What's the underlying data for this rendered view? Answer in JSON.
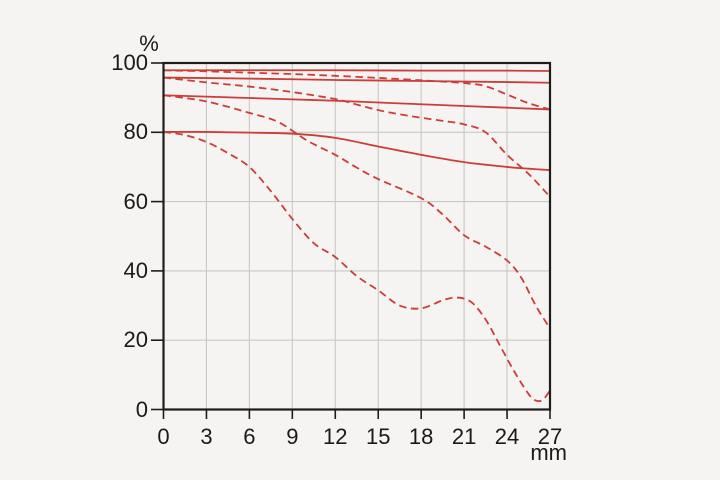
{
  "panel": {
    "background": "#f5f4f2"
  },
  "colors": {
    "curve": "#cc3d38",
    "frame": "#1d1d1b",
    "grid": "#c9c8c6",
    "text": "#1a1a1a"
  },
  "chart_data": {
    "type": "line",
    "title": "",
    "xlabel": "mm",
    "ylabel": "%",
    "xlim": [
      0,
      27
    ],
    "ylim": [
      0,
      100
    ],
    "x_ticks": [
      0,
      3,
      6,
      9,
      12,
      15,
      18,
      21,
      24,
      27
    ],
    "y_ticks": [
      100,
      80,
      60,
      40,
      20,
      0
    ],
    "grid": true,
    "legend": "none",
    "series": [
      {
        "name": "solid-1",
        "style": "solid",
        "points": [
          [
            0,
            97.9
          ],
          [
            6,
            97.9
          ],
          [
            12,
            97.9
          ],
          [
            18,
            97.8
          ],
          [
            24,
            97.8
          ],
          [
            27,
            97.7
          ]
        ]
      },
      {
        "name": "solid-2",
        "style": "solid",
        "points": [
          [
            0,
            95.8
          ],
          [
            6,
            95.5
          ],
          [
            12,
            95.1
          ],
          [
            18,
            94.8
          ],
          [
            24,
            94.5
          ],
          [
            27,
            94.3
          ]
        ]
      },
      {
        "name": "solid-3",
        "style": "solid",
        "points": [
          [
            0,
            90.7
          ],
          [
            3,
            90.3
          ],
          [
            6,
            89.9
          ],
          [
            9,
            89.5
          ],
          [
            12,
            89.1
          ],
          [
            15,
            88.6
          ],
          [
            18,
            88.1
          ],
          [
            21,
            87.6
          ],
          [
            24,
            87.1
          ],
          [
            27,
            86.6
          ]
        ]
      },
      {
        "name": "solid-4",
        "style": "solid",
        "points": [
          [
            0,
            80.1
          ],
          [
            3,
            80.1
          ],
          [
            6,
            79.9
          ],
          [
            9,
            79.6
          ],
          [
            12,
            78.4
          ],
          [
            15,
            75.9
          ],
          [
            18,
            73.5
          ],
          [
            21,
            71.4
          ],
          [
            24,
            70.0
          ],
          [
            25.5,
            69.5
          ],
          [
            27,
            69.1
          ]
        ]
      },
      {
        "name": "dashed-1",
        "style": "dashed",
        "points": [
          [
            0,
            97.9
          ],
          [
            3,
            97.6
          ],
          [
            6,
            97.2
          ],
          [
            9,
            96.8
          ],
          [
            12,
            96.3
          ],
          [
            15,
            95.7
          ],
          [
            18,
            95.0
          ],
          [
            21,
            94.2
          ],
          [
            22.5,
            93.3
          ],
          [
            24,
            90.9
          ],
          [
            25.5,
            88.4
          ],
          [
            27,
            86.6
          ]
        ]
      },
      {
        "name": "dashed-2",
        "style": "dashed",
        "points": [
          [
            0,
            95.8
          ],
          [
            3,
            94.4
          ],
          [
            6,
            93.2
          ],
          [
            9,
            91.6
          ],
          [
            12,
            89.6
          ],
          [
            13.5,
            88.0
          ],
          [
            15,
            86.4
          ],
          [
            16.5,
            85.2
          ],
          [
            18,
            84.2
          ],
          [
            19.5,
            83.3
          ],
          [
            21,
            82.3
          ],
          [
            22.5,
            80.0
          ],
          [
            24,
            73.5
          ],
          [
            25.5,
            68.0
          ],
          [
            27,
            61.4
          ]
        ]
      },
      {
        "name": "dashed-3",
        "style": "dashed",
        "points": [
          [
            0,
            90.7
          ],
          [
            3,
            88.9
          ],
          [
            6,
            85.6
          ],
          [
            8,
            83.0
          ],
          [
            10,
            77.7
          ],
          [
            12,
            73.5
          ],
          [
            13.5,
            69.8
          ],
          [
            15,
            66.5
          ],
          [
            18,
            61.0
          ],
          [
            19.5,
            56.3
          ],
          [
            21,
            50.3
          ],
          [
            22.5,
            47.0
          ],
          [
            24,
            43.0
          ],
          [
            25,
            38.0
          ],
          [
            26,
            30.0
          ],
          [
            27,
            23.4
          ]
        ]
      },
      {
        "name": "dashed-4",
        "style": "dashed",
        "points": [
          [
            0,
            80.1
          ],
          [
            1.5,
            79.2
          ],
          [
            3,
            77.2
          ],
          [
            4.5,
            74.0
          ],
          [
            6,
            70.0
          ],
          [
            7.5,
            63.0
          ],
          [
            9,
            55.0
          ],
          [
            10.5,
            48.0
          ],
          [
            12,
            44.0
          ],
          [
            13.5,
            38.5
          ],
          [
            15,
            34.4
          ],
          [
            16.5,
            30.0
          ],
          [
            18,
            29.2
          ],
          [
            19.5,
            31.5
          ],
          [
            20.5,
            32.3
          ],
          [
            21.5,
            31.0
          ],
          [
            22.5,
            26.0
          ],
          [
            23.5,
            18.5
          ],
          [
            24.5,
            11.0
          ],
          [
            25.5,
            4.5
          ],
          [
            26,
            2.6
          ],
          [
            26.5,
            2.8
          ],
          [
            27,
            5.5
          ]
        ]
      }
    ]
  }
}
────
▶ [Problem to work on]:
Could you repeat all of the material exactly? Pictures should not be copied.

▶ [Written answer]:
What's the underlying data for this rendered view? Answer in JSON.
{
  "panel": {
    "background": "#f5f4f2"
  },
  "colors": {
    "curve": "#cc3d38",
    "frame": "#1d1d1b",
    "grid": "#c9c8c6",
    "text": "#1a1a1a"
  },
  "chart_data": {
    "type": "line",
    "title": "",
    "xlabel": "mm",
    "ylabel": "%",
    "xlim": [
      0,
      27
    ],
    "ylim": [
      0,
      100
    ],
    "x_ticks": [
      0,
      3,
      6,
      9,
      12,
      15,
      18,
      21,
      24,
      27
    ],
    "y_ticks": [
      100,
      80,
      60,
      40,
      20,
      0
    ],
    "grid": true,
    "legend": "none",
    "series": [
      {
        "name": "solid-1",
        "style": "solid",
        "points": [
          [
            0,
            97.9
          ],
          [
            6,
            97.9
          ],
          [
            12,
            97.9
          ],
          [
            18,
            97.8
          ],
          [
            24,
            97.8
          ],
          [
            27,
            97.7
          ]
        ]
      },
      {
        "name": "solid-2",
        "style": "solid",
        "points": [
          [
            0,
            95.8
          ],
          [
            6,
            95.5
          ],
          [
            12,
            95.1
          ],
          [
            18,
            94.8
          ],
          [
            24,
            94.5
          ],
          [
            27,
            94.3
          ]
        ]
      },
      {
        "name": "solid-3",
        "style": "solid",
        "points": [
          [
            0,
            90.7
          ],
          [
            3,
            90.3
          ],
          [
            6,
            89.9
          ],
          [
            9,
            89.5
          ],
          [
            12,
            89.1
          ],
          [
            15,
            88.6
          ],
          [
            18,
            88.1
          ],
          [
            21,
            87.6
          ],
          [
            24,
            87.1
          ],
          [
            27,
            86.6
          ]
        ]
      },
      {
        "name": "solid-4",
        "style": "solid",
        "points": [
          [
            0,
            80.1
          ],
          [
            3,
            80.1
          ],
          [
            6,
            79.9
          ],
          [
            9,
            79.6
          ],
          [
            12,
            78.4
          ],
          [
            15,
            75.9
          ],
          [
            18,
            73.5
          ],
          [
            21,
            71.4
          ],
          [
            24,
            70.0
          ],
          [
            25.5,
            69.5
          ],
          [
            27,
            69.1
          ]
        ]
      },
      {
        "name": "dashed-1",
        "style": "dashed",
        "points": [
          [
            0,
            97.9
          ],
          [
            3,
            97.6
          ],
          [
            6,
            97.2
          ],
          [
            9,
            96.8
          ],
          [
            12,
            96.3
          ],
          [
            15,
            95.7
          ],
          [
            18,
            95.0
          ],
          [
            21,
            94.2
          ],
          [
            22.5,
            93.3
          ],
          [
            24,
            90.9
          ],
          [
            25.5,
            88.4
          ],
          [
            27,
            86.6
          ]
        ]
      },
      {
        "name": "dashed-2",
        "style": "dashed",
        "points": [
          [
            0,
            95.8
          ],
          [
            3,
            94.4
          ],
          [
            6,
            93.2
          ],
          [
            9,
            91.6
          ],
          [
            12,
            89.6
          ],
          [
            13.5,
            88.0
          ],
          [
            15,
            86.4
          ],
          [
            16.5,
            85.2
          ],
          [
            18,
            84.2
          ],
          [
            19.5,
            83.3
          ],
          [
            21,
            82.3
          ],
          [
            22.5,
            80.0
          ],
          [
            24,
            73.5
          ],
          [
            25.5,
            68.0
          ],
          [
            27,
            61.4
          ]
        ]
      },
      {
        "name": "dashed-3",
        "style": "dashed",
        "points": [
          [
            0,
            90.7
          ],
          [
            3,
            88.9
          ],
          [
            6,
            85.6
          ],
          [
            8,
            83.0
          ],
          [
            10,
            77.7
          ],
          [
            12,
            73.5
          ],
          [
            13.5,
            69.8
          ],
          [
            15,
            66.5
          ],
          [
            18,
            61.0
          ],
          [
            19.5,
            56.3
          ],
          [
            21,
            50.3
          ],
          [
            22.5,
            47.0
          ],
          [
            24,
            43.0
          ],
          [
            25,
            38.0
          ],
          [
            26,
            30.0
          ],
          [
            27,
            23.4
          ]
        ]
      },
      {
        "name": "dashed-4",
        "style": "dashed",
        "points": [
          [
            0,
            80.1
          ],
          [
            1.5,
            79.2
          ],
          [
            3,
            77.2
          ],
          [
            4.5,
            74.0
          ],
          [
            6,
            70.0
          ],
          [
            7.5,
            63.0
          ],
          [
            9,
            55.0
          ],
          [
            10.5,
            48.0
          ],
          [
            12,
            44.0
          ],
          [
            13.5,
            38.5
          ],
          [
            15,
            34.4
          ],
          [
            16.5,
            30.0
          ],
          [
            18,
            29.2
          ],
          [
            19.5,
            31.5
          ],
          [
            20.5,
            32.3
          ],
          [
            21.5,
            31.0
          ],
          [
            22.5,
            26.0
          ],
          [
            23.5,
            18.5
          ],
          [
            24.5,
            11.0
          ],
          [
            25.5,
            4.5
          ],
          [
            26,
            2.6
          ],
          [
            26.5,
            2.8
          ],
          [
            27,
            5.5
          ]
        ]
      }
    ]
  }
}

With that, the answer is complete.